> PROBLEM TO WORK ON
Every record below should be written out exactly; pictures stay out.

[Recorded data]
-=-=-
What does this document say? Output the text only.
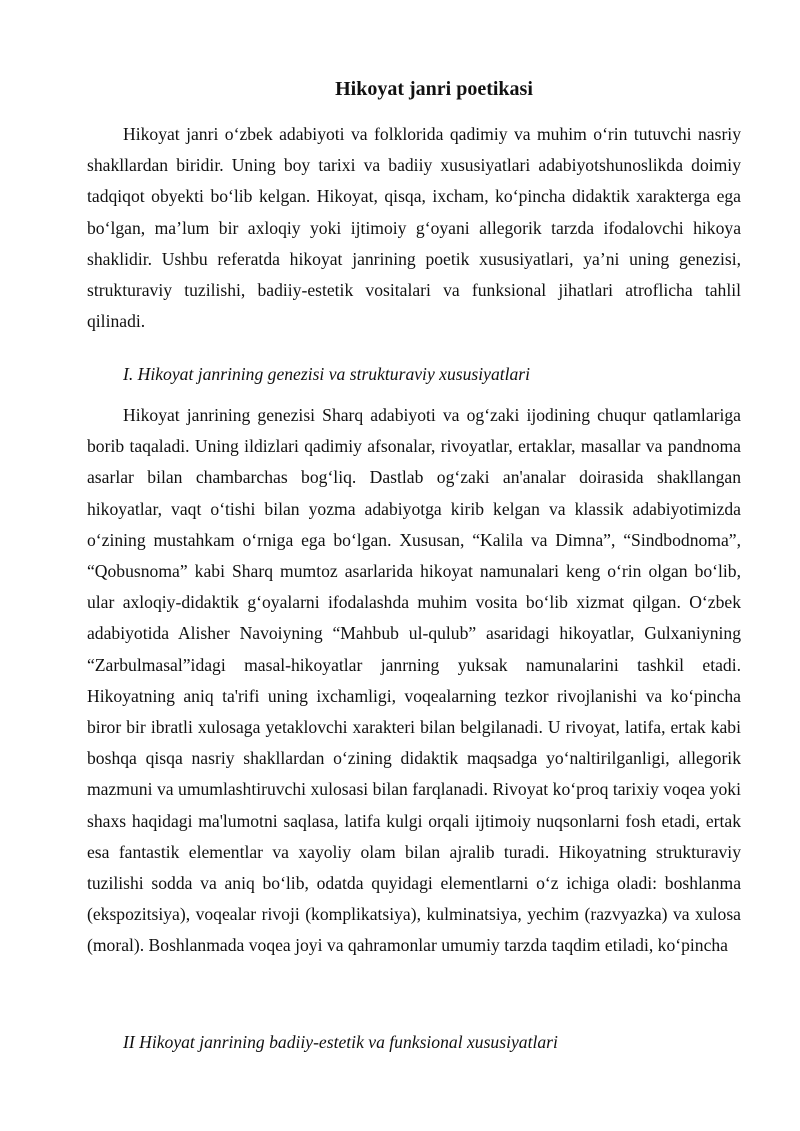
Hikoyat janri poetikasi

Hikoyat janri o‘zbek adabiyoti va folklorida qadimiy va muhim o‘rin tutuvchi nasriy shakllardan biridir. Uning boy tarixi va badiiy xususiyatlari adabiyotshunoslikda doimiy tadqiqot obyekti bo‘lib kelgan. Hikoyat, qisqa, ixcham, ko‘pincha didaktik xarakterga ega bo‘lgan, ma’lum bir axloqiy yoki ijtimoiy g‘oyani allegorik tarzda ifodalovchi hikoya shaklidir. Ushbu referatda hikoyat janrining poetik xususiyatlari, ya’ni uning genezisi, strukturaviy tuzilishi, badiiy-estetik vositalari va funksional jihatlari atroflicha tahlil qilinadi.

I. Hikoyat janrining genezisi va strukturaviy xususiyatlari

Hikoyat janrining genezisi Sharq adabiyoti va og‘zaki ijodining chuqur qatlamlariga borib taqaladi. Uning ildizlari qadimiy afsonalar, rivoyatlar, ertaklar, masallar va pandnoma asarlar bilan chambarchas bog‘liq. Dastlab og‘zaki an'analar doirasida shakllangan hikoyatlar, vaqt o‘tishi bilan yozma adabiyotga kirib kelgan va klassik adabiyotimizda o‘zining mustahkam o‘rniga ega bo‘lgan. Xususan, “Kalila va Dimna”, “Sindbodnoma”, “Qobusnoma” kabi Sharq mumtoz asarlarida hikoyat namunalari keng o‘rin olgan bo‘lib, ular axloqiy-didaktik g‘oyalarni ifodalashda muhim vosita bo‘lib xizmat qilgan. O‘zbek adabiyotida Alisher Navoiyning “Mahbub ul-qulub” asaridagi hikoyatlar, Gulxaniyning “Zarbulmasal”idagi masal-hikoyatlar janrning yuksak namunalarini tashkil etadi. Hikoyatning aniq ta'rifi uning ixchamligi, voqealarning tezkor rivojlanishi va ko‘pincha biror bir ibratli xulosaga yetaklovchi xarakteri bilan belgilanadi. U rivoyat, latifa, ertak kabi boshqa qisqa nasriy shakllardan o‘zining didaktik maqsadga yo‘naltirilganligi, allegorik mazmuni va umumlashtiruvchi xulosasi bilan farqlanadi. Rivoyat ko‘proq tarixiy voqea yoki shaxs haqidagi ma'lumotni saqlasa, latifa kulgi orqali ijtimoiy nuqsonlarni fosh etadi, ertak esa fantastik elementlar va xayoliy olam bilan ajralib turadi. Hikoyatning strukturaviy tuzilishi sodda va aniq bo‘lib, odatda quyidagi elementlarni o‘z ichiga oladi: boshlanma (ekspozitsiya), voqealar rivoji (komplikatsiya), kulminatsiya, yechim (razvyazka) va xulosa (moral). Boshlanmada voqea joyi va qahramonlar umumiy tarzda taqdim etiladi, ko‘pincha

II Hikoyat janrining badiiy-estetik va funksional xususiyatlari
-=-=-
> WRITTEN SOLUTION
What does this document say? Output the text only.
Hikoyat janri poetikasi

Hikoyat janri o‘zbek adabiyoti va folklorida qadimiy va muhim o‘rin tutuvchi nasriy shakllardan biridir. Uning boy tarixi va badiiy xususiyatlari adabiyotshunoslikda doimiy tadqiqot obyekti bo‘lib kelgan. Hikoyat, qisqa, ixcham, ko‘pincha didaktik xarakterga ega bo‘lgan, ma’lum bir axloqiy yoki ijtimoiy g‘oyani allegorik tarzda ifodalovchi hikoya shaklidir. Ushbu referatda hikoyat janrining poetik xususiyatlari, ya’ni uning genezisi, strukturaviy tuzilishi, badiiy-estetik vositalari va funksional jihatlari atroflicha tahlil qilinadi.

I. Hikoyat janrining genezisi va strukturaviy xususiyatlari

Hikoyat janrining genezisi Sharq adabiyoti va og‘zaki ijodining chuqur qatlamlariga borib taqaladi. Uning ildizlari qadimiy afsonalar, rivoyatlar, ertaklar, masallar va pandnoma asarlar bilan chambarchas bog‘liq. Dastlab og‘zaki an'analar doirasida shakllangan hikoyatlar, vaqt o‘tishi bilan yozma adabiyotga kirib kelgan va klassik adabiyotimizda o‘zining mustahkam o‘rniga ega bo‘lgan. Xususan, “Kalila va Dimna”, “Sindbodnoma”, “Qobusnoma” kabi Sharq mumtoz asarlarida hikoyat namunalari keng o‘rin olgan bo‘lib, ular axloqiy-didaktik g‘oyalarni ifodalashda muhim vosita bo‘lib xizmat qilgan. O‘zbek adabiyotida Alisher Navoiyning “Mahbub ul-qulub” asaridagi hikoyatlar, Gulxaniyning “Zarbulmasal”idagi masal-hikoyatlar janrning yuksak namunalarini tashkil etadi. Hikoyatning aniq ta'rifi uning ixchamligi, voqealarning tezkor rivojlanishi va ko‘pincha biror bir ibratli xulosaga yetaklovchi xarakteri bilan belgilanadi. U rivoyat, latifa, ertak kabi boshqa qisqa nasriy shakllardan o‘zining didaktik maqsadga yo‘naltirilganligi, allegorik mazmuni va umumlashtiruvchi xulosasi bilan farqlanadi. Rivoyat ko‘proq tarixiy voqea yoki shaxs haqidagi ma'lumotni saqlasa, latifa kulgi orqali ijtimoiy nuqsonlarni fosh etadi, ertak esa fantastik elementlar va xayoliy olam bilan ajralib turadi. Hikoyatning strukturaviy tuzilishi sodda va aniq bo‘lib, odatda quyidagi elementlarni o‘z ichiga oladi: boshlanma (ekspozitsiya), voqealar rivoji (komplikatsiya), kulminatsiya, yechim (razvyazka) va xulosa (moral). Boshlanmada voqea joyi va qahramonlar umumiy tarzda taqdim etiladi, ko‘pincha

II Hikoyat janrining badiiy-estetik va funksional xususiyatlari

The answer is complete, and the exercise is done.